- SHORT PROBLEM
Quote all of the data below exactly, please.

- SUPPLIED INFORMATION
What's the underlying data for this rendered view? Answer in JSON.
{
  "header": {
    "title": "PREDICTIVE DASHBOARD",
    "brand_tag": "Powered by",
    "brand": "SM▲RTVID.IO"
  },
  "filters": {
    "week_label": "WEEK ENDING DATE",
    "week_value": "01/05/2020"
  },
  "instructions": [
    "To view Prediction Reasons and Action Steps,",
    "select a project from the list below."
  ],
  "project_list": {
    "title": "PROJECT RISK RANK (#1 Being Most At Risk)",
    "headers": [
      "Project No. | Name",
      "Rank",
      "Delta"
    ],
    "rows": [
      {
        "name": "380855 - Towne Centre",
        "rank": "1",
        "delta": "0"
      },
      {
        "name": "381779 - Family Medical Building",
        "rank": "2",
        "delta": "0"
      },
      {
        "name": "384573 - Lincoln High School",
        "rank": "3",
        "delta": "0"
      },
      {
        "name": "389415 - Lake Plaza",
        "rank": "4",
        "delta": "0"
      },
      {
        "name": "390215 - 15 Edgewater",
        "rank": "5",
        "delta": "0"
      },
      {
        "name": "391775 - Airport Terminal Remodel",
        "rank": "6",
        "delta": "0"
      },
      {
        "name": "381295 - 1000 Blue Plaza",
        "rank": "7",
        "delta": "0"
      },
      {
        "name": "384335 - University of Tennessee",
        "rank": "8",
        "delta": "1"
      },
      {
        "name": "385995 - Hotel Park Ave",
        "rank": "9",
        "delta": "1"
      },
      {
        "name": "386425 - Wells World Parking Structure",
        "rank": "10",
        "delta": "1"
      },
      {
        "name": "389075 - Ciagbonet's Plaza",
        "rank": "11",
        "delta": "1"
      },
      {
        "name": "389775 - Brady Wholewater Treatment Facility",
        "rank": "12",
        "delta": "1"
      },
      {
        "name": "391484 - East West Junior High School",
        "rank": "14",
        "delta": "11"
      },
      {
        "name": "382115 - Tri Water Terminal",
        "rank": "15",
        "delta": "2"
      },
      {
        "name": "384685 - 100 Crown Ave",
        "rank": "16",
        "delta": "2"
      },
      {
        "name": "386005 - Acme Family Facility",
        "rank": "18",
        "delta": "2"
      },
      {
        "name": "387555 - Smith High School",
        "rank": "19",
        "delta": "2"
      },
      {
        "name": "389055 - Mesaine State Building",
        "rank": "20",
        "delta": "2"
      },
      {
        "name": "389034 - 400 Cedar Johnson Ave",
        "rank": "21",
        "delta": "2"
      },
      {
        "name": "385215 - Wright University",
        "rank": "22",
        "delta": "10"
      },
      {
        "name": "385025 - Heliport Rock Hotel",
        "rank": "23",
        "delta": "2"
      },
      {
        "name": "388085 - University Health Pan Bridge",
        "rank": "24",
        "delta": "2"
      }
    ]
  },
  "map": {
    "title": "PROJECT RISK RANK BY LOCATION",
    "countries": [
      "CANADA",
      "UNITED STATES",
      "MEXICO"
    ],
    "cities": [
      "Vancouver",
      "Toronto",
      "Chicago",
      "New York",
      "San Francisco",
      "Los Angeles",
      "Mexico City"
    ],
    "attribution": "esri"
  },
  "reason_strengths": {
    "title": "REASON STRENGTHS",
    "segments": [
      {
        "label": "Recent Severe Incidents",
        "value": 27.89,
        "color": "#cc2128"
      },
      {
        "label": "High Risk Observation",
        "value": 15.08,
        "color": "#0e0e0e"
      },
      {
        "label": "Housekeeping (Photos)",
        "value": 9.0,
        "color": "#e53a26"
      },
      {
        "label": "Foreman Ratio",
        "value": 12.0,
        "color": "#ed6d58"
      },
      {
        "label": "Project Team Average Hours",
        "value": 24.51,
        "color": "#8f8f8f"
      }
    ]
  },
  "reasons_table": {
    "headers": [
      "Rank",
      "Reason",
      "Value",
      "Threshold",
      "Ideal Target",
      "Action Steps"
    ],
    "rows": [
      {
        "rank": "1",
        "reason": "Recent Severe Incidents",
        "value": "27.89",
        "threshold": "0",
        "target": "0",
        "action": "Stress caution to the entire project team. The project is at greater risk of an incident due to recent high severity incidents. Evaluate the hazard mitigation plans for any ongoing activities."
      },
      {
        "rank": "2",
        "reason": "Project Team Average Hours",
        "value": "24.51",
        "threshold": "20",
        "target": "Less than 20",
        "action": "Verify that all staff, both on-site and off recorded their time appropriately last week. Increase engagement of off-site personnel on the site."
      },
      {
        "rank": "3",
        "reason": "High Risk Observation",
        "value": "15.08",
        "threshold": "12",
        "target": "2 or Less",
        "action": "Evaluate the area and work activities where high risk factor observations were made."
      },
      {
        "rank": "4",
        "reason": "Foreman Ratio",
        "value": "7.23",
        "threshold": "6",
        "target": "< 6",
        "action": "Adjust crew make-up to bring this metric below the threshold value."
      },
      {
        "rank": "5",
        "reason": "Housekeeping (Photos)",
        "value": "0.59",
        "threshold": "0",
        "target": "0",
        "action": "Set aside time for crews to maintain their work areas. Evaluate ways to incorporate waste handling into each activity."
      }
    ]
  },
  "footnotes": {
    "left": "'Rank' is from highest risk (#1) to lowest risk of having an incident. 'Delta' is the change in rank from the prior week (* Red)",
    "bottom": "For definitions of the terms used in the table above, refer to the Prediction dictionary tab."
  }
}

- EXERCISE OUTPUT
What's the underlying data for this rendered view? Answer in JSON.
{
  "header": {
    "title": "PREDICTIVE DASHBOARD",
    "brand_tag": "Powered by",
    "brand": "SM▲RTVID.IO"
  },
  "filters": {
    "week_label": "WEEK ENDING DATE",
    "week_value": "01/05/2020"
  },
  "instructions": [
    "To view Prediction Reasons and Action Steps,",
    "select a project from the list below."
  ],
  "project_list": {
    "title": "PROJECT RISK RANK (#1 Being Most At Risk)",
    "headers": [
      "Project No. | Name",
      "Rank",
      "Delta"
    ],
    "rows": [
      {
        "name": "380855 - Towne Centre",
        "rank": "1",
        "delta": "0"
      },
      {
        "name": "381779 - Family Medical Building",
        "rank": "2",
        "delta": "0"
      },
      {
        "name": "384573 - Lincoln High School",
        "rank": "3",
        "delta": "0"
      },
      {
        "name": "389415 - Lake Plaza",
        "rank": "4",
        "delta": "0"
      },
      {
        "name": "390215 - 15 Edgewater",
        "rank": "5",
        "delta": "0"
      },
      {
        "name": "391775 - Airport Terminal Remodel",
        "rank": "6",
        "delta": "0"
      },
      {
        "name": "381295 - 1000 Blue Plaza",
        "rank": "7",
        "delta": "0"
      },
      {
        "name": "384335 - University of Tennessee",
        "rank": "8",
        "delta": "1"
      },
      {
        "name": "385995 - Hotel Park Ave",
        "rank": "9",
        "delta": "1"
      },
      {
        "name": "386425 - Wells World Parking Structure",
        "rank": "10",
        "delta": "1"
      },
      {
        "name": "389075 - Ciagbonet's Plaza",
        "rank": "11",
        "delta": "1"
      },
      {
        "name": "389775 - Brady Wholewater Treatment Facility",
        "rank": "12",
        "delta": "1"
      },
      {
        "name": "391484 - East West Junior High School",
        "rank": "14",
        "delta": "11"
      },
      {
        "name": "382115 - Tri Water Terminal",
        "rank": "15",
        "delta": "2"
      },
      {
        "name": "384685 - 100 Crown Ave",
        "rank": "16",
        "delta": "2"
      },
      {
        "name": "386005 - Acme Family Facility",
        "rank": "18",
        "delta": "2"
      },
      {
        "name": "387555 - Smith High School",
        "rank": "19",
        "delta": "2"
      },
      {
        "name": "389055 - Mesaine State Building",
        "rank": "20",
        "delta": "2"
      },
      {
        "name": "389034 - 400 Cedar Johnson Ave",
        "rank": "21",
        "delta": "2"
      },
      {
        "name": "385215 - Wright University",
        "rank": "22",
        "delta": "10"
      },
      {
        "name": "385025 - Heliport Rock Hotel",
        "rank": "23",
        "delta": "2"
      },
      {
        "name": "388085 - University Health Pan Bridge",
        "rank": "24",
        "delta": "2"
      }
    ]
  },
  "map": {
    "title": "PROJECT RISK RANK BY LOCATION",
    "countries": [
      "CANADA",
      "UNITED STATES",
      "MEXICO"
    ],
    "cities": [
      "Vancouver",
      "Toronto",
      "Chicago",
      "New York",
      "San Francisco",
      "Los Angeles",
      "Mexico City"
    ],
    "attribution": "esri"
  },
  "reason_strengths": {
    "title": "REASON STRENGTHS",
    "segments": [
      {
        "label": "Recent Severe Incidents",
        "value": 27.89,
        "color": "#cc2128"
      },
      {
        "label": "High Risk Observation",
        "value": 15.08,
        "color": "#0e0e0e"
      },
      {
        "label": "Housekeeping (Photos)",
        "value": 9.0,
        "color": "#e53a26"
      },
      {
        "label": "Foreman Ratio",
        "value": 12.0,
        "color": "#ed6d58"
      },
      {
        "label": "Project Team Average Hours",
        "value": 24.51,
        "color": "#8f8f8f"
      }
    ]
  },
  "reasons_table": {
    "headers": [
      "Rank",
      "Reason",
      "Value",
      "Threshold",
      "Ideal Target",
      "Action Steps"
    ],
    "rows": [
      {
        "rank": "1",
        "reason": "Recent Severe Incidents",
        "value": "27.89",
        "threshold": "0",
        "target": "0",
        "action": "Stress caution to the entire project team. The project is at greater risk of an incident due to recent high severity incidents. Evaluate the hazard mitigation plans for any ongoing activities."
      },
      {
        "rank": "2",
        "reason": "Project Team Average Hours",
        "value": "24.51",
        "threshold": "20",
        "target": "Less than 20",
        "action": "Verify that all staff, both on-site and off recorded their time appropriately last week. Increase engagement of off-site personnel on the site."
      },
      {
        "rank": "3",
        "reason": "High Risk Observation",
        "value": "15.08",
        "threshold": "12",
        "target": "2 or Less",
        "action": "Evaluate the area and work activities where high risk factor observations were made."
      },
      {
        "rank": "4",
        "reason": "Foreman Ratio",
        "value": "7.23",
        "threshold": "6",
        "target": "< 6",
        "action": "Adjust crew make-up to bring this metric below the threshold value."
      },
      {
        "rank": "5",
        "reason": "Housekeeping (Photos)",
        "value": "0.59",
        "threshold": "0",
        "target": "0",
        "action": "Set aside time for crews to maintain their work areas. Evaluate ways to incorporate waste handling into each activity."
      }
    ]
  },
  "footnotes": {
    "left": "'Rank' is from highest risk (#1) to lowest risk of having an incident. 'Delta' is the change in rank from the prior week (* Red)",
    "bottom": "For definitions of the terms used in the table above, refer to the Prediction dictionary tab."
  }
}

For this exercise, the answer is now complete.